Copy out all of the data exactly as it appears.

[Stored records]
* * *
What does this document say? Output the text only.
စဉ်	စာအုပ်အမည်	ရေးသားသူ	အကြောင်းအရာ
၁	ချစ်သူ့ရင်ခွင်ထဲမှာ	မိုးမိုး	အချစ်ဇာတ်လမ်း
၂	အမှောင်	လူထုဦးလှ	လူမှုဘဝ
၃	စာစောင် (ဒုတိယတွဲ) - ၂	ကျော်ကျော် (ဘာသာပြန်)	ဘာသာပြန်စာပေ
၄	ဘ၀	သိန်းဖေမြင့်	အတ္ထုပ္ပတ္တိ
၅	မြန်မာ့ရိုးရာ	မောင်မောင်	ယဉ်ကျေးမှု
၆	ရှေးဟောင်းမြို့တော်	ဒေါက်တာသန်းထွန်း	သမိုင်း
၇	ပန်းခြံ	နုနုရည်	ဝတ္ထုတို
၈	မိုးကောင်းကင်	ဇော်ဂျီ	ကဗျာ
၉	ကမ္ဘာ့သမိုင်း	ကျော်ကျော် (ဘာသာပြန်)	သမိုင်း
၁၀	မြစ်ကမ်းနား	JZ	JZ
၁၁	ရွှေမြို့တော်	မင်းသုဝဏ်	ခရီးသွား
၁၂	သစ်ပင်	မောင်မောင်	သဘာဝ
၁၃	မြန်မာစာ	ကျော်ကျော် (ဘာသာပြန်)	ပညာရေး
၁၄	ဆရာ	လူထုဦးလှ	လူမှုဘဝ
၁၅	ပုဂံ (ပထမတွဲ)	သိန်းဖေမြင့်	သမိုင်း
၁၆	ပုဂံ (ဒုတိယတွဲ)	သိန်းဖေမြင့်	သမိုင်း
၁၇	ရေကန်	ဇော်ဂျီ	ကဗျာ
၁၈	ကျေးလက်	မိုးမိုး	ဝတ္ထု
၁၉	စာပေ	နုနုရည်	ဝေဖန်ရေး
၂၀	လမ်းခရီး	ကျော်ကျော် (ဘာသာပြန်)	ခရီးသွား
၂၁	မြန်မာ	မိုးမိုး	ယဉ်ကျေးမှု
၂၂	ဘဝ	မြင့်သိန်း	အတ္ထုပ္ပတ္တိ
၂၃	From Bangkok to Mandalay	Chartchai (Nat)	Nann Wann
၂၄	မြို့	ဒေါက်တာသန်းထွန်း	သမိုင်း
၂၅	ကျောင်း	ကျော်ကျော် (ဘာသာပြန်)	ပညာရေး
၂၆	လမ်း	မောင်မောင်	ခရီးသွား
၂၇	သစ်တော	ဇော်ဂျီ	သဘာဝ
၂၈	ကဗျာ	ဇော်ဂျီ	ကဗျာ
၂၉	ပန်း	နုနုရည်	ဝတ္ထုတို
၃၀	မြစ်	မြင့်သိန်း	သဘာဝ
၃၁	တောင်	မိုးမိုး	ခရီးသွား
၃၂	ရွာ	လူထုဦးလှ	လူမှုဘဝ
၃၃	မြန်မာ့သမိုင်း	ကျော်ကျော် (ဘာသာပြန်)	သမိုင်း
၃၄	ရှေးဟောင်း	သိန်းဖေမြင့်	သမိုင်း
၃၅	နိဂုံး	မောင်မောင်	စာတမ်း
* * *
▶ **Solution to this task**
What does this document say? Output the text only.
စဉ်	စာအုပ်အမည်	ရေးသားသူ	အကြောင်းအရာ
၁	ချစ်သူ့ရင်ခွင်ထဲမှာ	မိုးမိုး	အချစ်ဇာတ်လမ်း
၂	အမှောင်	လူထုဦးလှ	လူမှုဘဝ
၃	စာစောင် (ဒုတိယတွဲ) - ၂	ကျော်ကျော် (ဘာသာပြန်)	ဘာသာပြန်စာပေ
၄	ဘ၀	သိန်းဖေမြင့်	အတ္ထုပ္ပတ္တိ
၅	မြန်မာ့ရိုးရာ	မောင်မောင်	ယဉ်ကျေးမှု
၆	ရှေးဟောင်းမြို့တော်	ဒေါက်တာသန်းထွန်း	သမိုင်း
၇	ပန်းခြံ	နုနုရည်	ဝတ္ထုတို
၈	မိုးကောင်းကင်	ဇော်ဂျီ	ကဗျာ
၉	ကမ္ဘာ့သမိုင်း	ကျော်ကျော် (ဘာသာပြန်)	သမိုင်း
၁၀	မြစ်ကမ်းနား	JZ	JZ
၁၁	ရွှေမြို့တော်	မင်းသုဝဏ်	ခရီးသွား
၁၂	သစ်ပင်	မောင်မောင်	သဘာဝ
၁၃	မြန်မာစာ	ကျော်ကျော် (ဘာသာပြန်)	ပညာရေး
၁၄	ဆရာ	လူထုဦးလှ	လူမှုဘဝ
၁၅	ပုဂံ (ပထမတွဲ)	သိန်းဖေမြင့်	သမိုင်း
၁၆	ပုဂံ (ဒုတိယတွဲ)	သိန်းဖေမြင့်	သမိုင်း
၁၇	ရေကန်	ဇော်ဂျီ	ကဗျာ
၁၈	ကျေးလက်	မိုးမိုး	ဝတ္ထု
၁၉	စာပေ	နုနုရည်	ဝေဖန်ရေး
၂၀	လမ်းခရီး	ကျော်ကျော် (ဘာသာပြန်)	ခရီးသွား
၂၁	မြန်မာ	မိုးမိုး	ယဉ်ကျေးမှု
၂၂	ဘဝ	မြင့်သိန်း	အတ္ထုပ္ပတ္တိ
၂၃	From Bangkok to Mandalay	Chartchai (Nat)	Nann Wann
၂၄	မြို့	ဒေါက်တာသန်းထွန်း	သမိုင်း
၂၅	ကျောင်း	ကျော်ကျော် (ဘာသာပြန်)	ပညာရေး
၂၆	လမ်း	မောင်မောင်	ခရီးသွား
၂၇	သစ်တော	ဇော်ဂျီ	သဘာဝ
၂၈	ကဗျာ	ဇော်ဂျီ	ကဗျာ
၂၉	ပန်း	နုနုရည်	ဝတ္ထုတို
၃၀	မြစ်	မြင့်သိန်း	သဘာဝ
၃၁	တောင်	မိုးမိုး	ခရီးသွား
၃၂	ရွာ	လူထုဦးလှ	လူမှုဘဝ
၃၃	မြန်မာ့သမိုင်း	ကျော်ကျော် (ဘာသာပြန်)	သမိုင်း
၃၄	ရှေးဟောင်း	သိန်းဖေမြင့်	သမိုင်း
၃၅	နိဂုံး	မောင်မောင်	စာတမ်း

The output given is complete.